[start of Raw data]
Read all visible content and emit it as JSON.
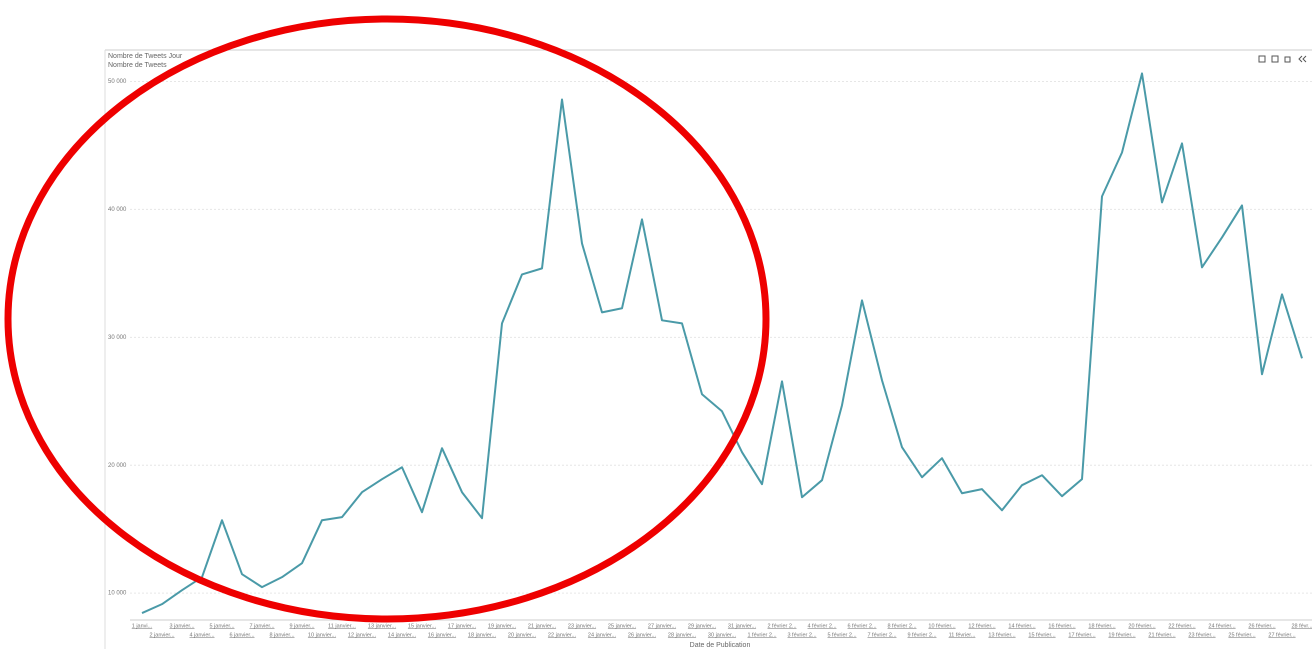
{
  "chart_data": {
    "type": "line",
    "title": "Nombre de Tweets Jour",
    "subtitle": "Nombre de Tweets",
    "x_label": "Date de Publication",
    "categories": [
      "1 janvi...",
      "2 janvier...",
      "3 janvier...",
      "4 janvier...",
      "5 janvier...",
      "6 janvier...",
      "7 janvier...",
      "8 janvier...",
      "9 janvier...",
      "10 janvier...",
      "11 janvier...",
      "12 janvier...",
      "13 janvier...",
      "14 janvier...",
      "15 janvier...",
      "16 janvier...",
      "17 janvier...",
      "18 janvier...",
      "19 janvier...",
      "20 janvier...",
      "21 janvier...",
      "22 janvier...",
      "23 janvier...",
      "24 janvier...",
      "25 janvier...",
      "26 janvier...",
      "27 janvier...",
      "28 janvier...",
      "29 janvier...",
      "30 janvier...",
      "31 janvier...",
      "1 février 2...",
      "2 février 2...",
      "3 février 2...",
      "4 février 2...",
      "5 février 2...",
      "6 février 2...",
      "7 février 2...",
      "8 février 2...",
      "9 février 2...",
      "10 février...",
      "11 février...",
      "12 février...",
      "13 février...",
      "14 février...",
      "15 février...",
      "16 février...",
      "17 février...",
      "18 février...",
      "19 février...",
      "20 février...",
      "21 février...",
      "22 février...",
      "23 février...",
      "24 février...",
      "25 février...",
      "26 février...",
      "27 février...",
      "28 févr..."
    ],
    "series": [
      {
        "name": "Nombre de Tweets",
        "color": "#4a9aa8",
        "values": [
          8440,
          9140,
          10230,
          11250,
          15700,
          11480,
          10470,
          11250,
          12340,
          15700,
          15940,
          17890,
          18910,
          19840,
          16330,
          21330,
          17890,
          15860,
          31090,
          34920,
          35390,
          48590,
          37340,
          31950,
          32270,
          39220,
          31330,
          31090,
          25550,
          24220,
          21020,
          18520,
          26560,
          17500,
          18830,
          24690,
          32890,
          26640,
          21410,
          19060,
          20550,
          17810,
          18130,
          16480,
          18440,
          19220,
          17580,
          18910,
          41020,
          44450,
          50630,
          40550,
          45160,
          35470,
          37810,
          40310,
          27110,
          33360,
          28360
        ]
      }
    ],
    "ylim": [
      7900,
      50900
    ],
    "yticks": [
      {
        "value": 10000,
        "label": "10 000"
      },
      {
        "value": 20000,
        "label": "20 000"
      },
      {
        "value": 30000,
        "label": "30 000"
      },
      {
        "value": 40000,
        "label": "40 000"
      },
      {
        "value": 50000,
        "label": "50 000"
      }
    ],
    "grid": true
  }
}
[end of Raw data]
- **Task**: Copy all lines from the material that include "Tweets".

- **Answer for this exercise**:
    "title": "Nombre de Tweets Jour",
    "subtitle": "Nombre de Tweets",
        "name": "Nombre de Tweets",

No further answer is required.